(Stored data)

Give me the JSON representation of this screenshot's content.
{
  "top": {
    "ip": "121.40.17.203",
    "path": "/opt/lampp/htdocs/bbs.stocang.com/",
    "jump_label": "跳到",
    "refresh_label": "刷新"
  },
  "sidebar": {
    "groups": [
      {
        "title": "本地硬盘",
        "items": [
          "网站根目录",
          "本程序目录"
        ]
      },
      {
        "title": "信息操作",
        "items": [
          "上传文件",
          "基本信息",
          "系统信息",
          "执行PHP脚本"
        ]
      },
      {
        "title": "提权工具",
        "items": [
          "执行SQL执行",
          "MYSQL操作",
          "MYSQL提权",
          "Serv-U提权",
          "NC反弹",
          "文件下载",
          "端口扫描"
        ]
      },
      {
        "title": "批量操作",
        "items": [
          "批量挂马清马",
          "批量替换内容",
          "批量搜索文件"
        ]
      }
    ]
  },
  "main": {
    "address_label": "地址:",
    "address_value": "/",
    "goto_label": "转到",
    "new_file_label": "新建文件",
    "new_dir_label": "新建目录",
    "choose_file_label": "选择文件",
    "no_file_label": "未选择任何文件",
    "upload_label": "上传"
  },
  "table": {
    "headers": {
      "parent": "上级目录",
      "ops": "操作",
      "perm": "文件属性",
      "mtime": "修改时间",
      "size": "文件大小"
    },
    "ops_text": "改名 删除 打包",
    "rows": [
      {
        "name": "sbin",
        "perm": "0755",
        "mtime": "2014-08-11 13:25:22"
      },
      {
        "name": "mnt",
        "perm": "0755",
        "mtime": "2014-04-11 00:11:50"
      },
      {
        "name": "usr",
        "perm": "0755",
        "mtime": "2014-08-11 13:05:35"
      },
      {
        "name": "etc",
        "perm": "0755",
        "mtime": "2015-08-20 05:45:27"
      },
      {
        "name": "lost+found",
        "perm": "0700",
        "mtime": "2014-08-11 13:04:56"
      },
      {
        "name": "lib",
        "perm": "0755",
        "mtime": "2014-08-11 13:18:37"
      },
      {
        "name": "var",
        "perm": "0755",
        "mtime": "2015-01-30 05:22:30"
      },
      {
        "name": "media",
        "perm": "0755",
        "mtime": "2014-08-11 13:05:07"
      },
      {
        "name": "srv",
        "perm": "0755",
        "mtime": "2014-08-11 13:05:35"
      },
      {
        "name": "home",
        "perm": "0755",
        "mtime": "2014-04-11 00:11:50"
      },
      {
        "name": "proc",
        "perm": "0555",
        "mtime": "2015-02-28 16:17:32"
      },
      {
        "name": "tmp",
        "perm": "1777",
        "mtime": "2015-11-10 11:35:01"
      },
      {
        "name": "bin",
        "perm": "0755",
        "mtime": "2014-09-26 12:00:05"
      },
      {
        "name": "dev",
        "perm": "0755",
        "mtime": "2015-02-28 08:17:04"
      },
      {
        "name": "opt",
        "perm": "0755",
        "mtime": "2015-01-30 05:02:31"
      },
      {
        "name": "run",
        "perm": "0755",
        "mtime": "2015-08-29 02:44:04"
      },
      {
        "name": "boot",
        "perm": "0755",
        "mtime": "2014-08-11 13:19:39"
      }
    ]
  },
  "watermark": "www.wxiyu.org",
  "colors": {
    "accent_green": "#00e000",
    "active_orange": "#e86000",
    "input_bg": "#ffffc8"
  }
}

**SHORT TASK:**
Copy all data exactly, start to finish.

**REPLY:**
Give me the JSON representation of this screenshot's content.
{
  "top": {
    "ip": "121.40.17.203",
    "path": "/opt/lampp/htdocs/bbs.stocang.com/",
    "jump_label": "跳到",
    "refresh_label": "刷新"
  },
  "sidebar": {
    "groups": [
      {
        "title": "本地硬盘",
        "items": [
          "网站根目录",
          "本程序目录"
        ]
      },
      {
        "title": "信息操作",
        "items": [
          "上传文件",
          "基本信息",
          "系统信息",
          "执行PHP脚本"
        ]
      },
      {
        "title": "提权工具",
        "items": [
          "执行SQL执行",
          "MYSQL操作",
          "MYSQL提权",
          "Serv-U提权",
          "NC反弹",
          "文件下载",
          "端口扫描"
        ]
      },
      {
        "title": "批量操作",
        "items": [
          "批量挂马清马",
          "批量替换内容",
          "批量搜索文件"
        ]
      }
    ]
  },
  "main": {
    "address_label": "地址:",
    "address_value": "/",
    "goto_label": "转到",
    "new_file_label": "新建文件",
    "new_dir_label": "新建目录",
    "choose_file_label": "选择文件",
    "no_file_label": "未选择任何文件",
    "upload_label": "上传"
  },
  "table": {
    "headers": {
      "parent": "上级目录",
      "ops": "操作",
      "perm": "文件属性",
      "mtime": "修改时间",
      "size": "文件大小"
    },
    "ops_text": "改名 删除 打包",
    "rows": [
      {
        "name": "sbin",
        "perm": "0755",
        "mtime": "2014-08-11 13:25:22"
      },
      {
        "name": "mnt",
        "perm": "0755",
        "mtime": "2014-04-11 00:11:50"
      },
      {
        "name": "usr",
        "perm": "0755",
        "mtime": "2014-08-11 13:05:35"
      },
      {
        "name": "etc",
        "perm": "0755",
        "mtime": "2015-08-20 05:45:27"
      },
      {
        "name": "lost+found",
        "perm": "0700",
        "mtime": "2014-08-11 13:04:56"
      },
      {
        "name": "lib",
        "perm": "0755",
        "mtime": "2014-08-11 13:18:37"
      },
      {
        "name": "var",
        "perm": "0755",
        "mtime": "2015-01-30 05:22:30"
      },
      {
        "name": "media",
        "perm": "0755",
        "mtime": "2014-08-11 13:05:07"
      },
      {
        "name": "srv",
        "perm": "0755",
        "mtime": "2014-08-11 13:05:35"
      },
      {
        "name": "home",
        "perm": "0755",
        "mtime": "2014-04-11 00:11:50"
      },
      {
        "name": "proc",
        "perm": "0555",
        "mtime": "2015-02-28 16:17:32"
      },
      {
        "name": "tmp",
        "perm": "1777",
        "mtime": "2015-11-10 11:35:01"
      },
      {
        "name": "bin",
        "perm": "0755",
        "mtime": "2014-09-26 12:00:05"
      },
      {
        "name": "dev",
        "perm": "0755",
        "mtime": "2015-02-28 08:17:04"
      },
      {
        "name": "opt",
        "perm": "0755",
        "mtime": "2015-01-30 05:02:31"
      },
      {
        "name": "run",
        "perm": "0755",
        "mtime": "2015-08-29 02:44:04"
      },
      {
        "name": "boot",
        "perm": "0755",
        "mtime": "2014-08-11 13:19:39"
      }
    ]
  },
  "watermark": "www.wxiyu.org",
  "colors": {
    "accent_green": "#00e000",
    "active_orange": "#e86000",
    "input_bg": "#ffffc8"
  }
}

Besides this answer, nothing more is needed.